--- Begin PROVIDED DATA ---
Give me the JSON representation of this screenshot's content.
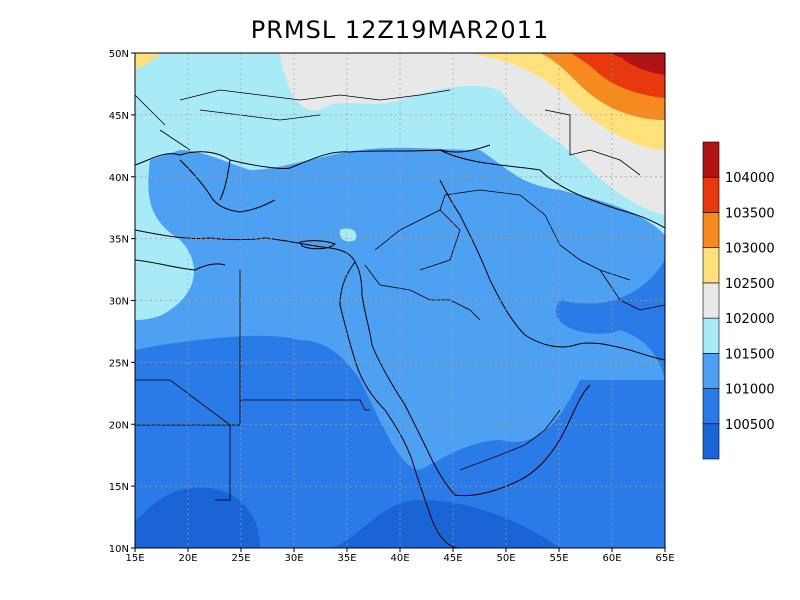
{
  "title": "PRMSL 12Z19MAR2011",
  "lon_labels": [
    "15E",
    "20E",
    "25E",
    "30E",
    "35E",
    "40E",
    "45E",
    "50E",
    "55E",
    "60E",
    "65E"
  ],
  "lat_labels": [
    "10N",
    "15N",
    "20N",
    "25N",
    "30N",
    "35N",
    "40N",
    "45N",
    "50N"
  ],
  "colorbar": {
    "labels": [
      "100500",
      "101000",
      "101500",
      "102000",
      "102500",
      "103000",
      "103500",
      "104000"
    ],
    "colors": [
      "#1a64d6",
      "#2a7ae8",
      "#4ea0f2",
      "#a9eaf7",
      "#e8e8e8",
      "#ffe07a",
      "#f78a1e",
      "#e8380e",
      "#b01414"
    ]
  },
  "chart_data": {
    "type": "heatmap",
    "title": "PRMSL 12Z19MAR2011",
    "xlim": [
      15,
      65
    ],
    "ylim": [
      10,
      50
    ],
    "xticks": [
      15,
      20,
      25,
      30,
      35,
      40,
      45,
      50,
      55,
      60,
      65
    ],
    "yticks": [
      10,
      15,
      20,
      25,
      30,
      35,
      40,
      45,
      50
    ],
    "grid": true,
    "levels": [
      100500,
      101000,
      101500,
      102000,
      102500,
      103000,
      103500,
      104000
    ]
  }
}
--- End PROVIDED DATA ---
▶ _PROBLEM_: Only the number is needed: state how many lines in the listing contain "title".

▶ _RESPONSE TO THE EXERCISE_: 2